=== EXERCISE DATA ===

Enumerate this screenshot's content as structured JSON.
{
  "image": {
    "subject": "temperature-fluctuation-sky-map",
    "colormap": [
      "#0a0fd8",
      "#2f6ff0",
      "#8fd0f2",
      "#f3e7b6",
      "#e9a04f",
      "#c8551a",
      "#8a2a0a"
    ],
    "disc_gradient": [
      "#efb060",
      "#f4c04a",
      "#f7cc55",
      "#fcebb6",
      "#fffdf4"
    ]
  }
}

===

▶ _WHAT TO WORK ON_
Set down all of the entries exactly, please.

▶ _RESPONSE TO THE EXERCISE_
Enumerate this screenshot's content as structured JSON.
{
  "image": {
    "subject": "temperature-fluctuation-sky-map",
    "colormap": [
      "#0a0fd8",
      "#2f6ff0",
      "#8fd0f2",
      "#f3e7b6",
      "#e9a04f",
      "#c8551a",
      "#8a2a0a"
    ],
    "disc_gradient": [
      "#efb060",
      "#f4c04a",
      "#f7cc55",
      "#fcebb6",
      "#fffdf4"
    ]
  }
}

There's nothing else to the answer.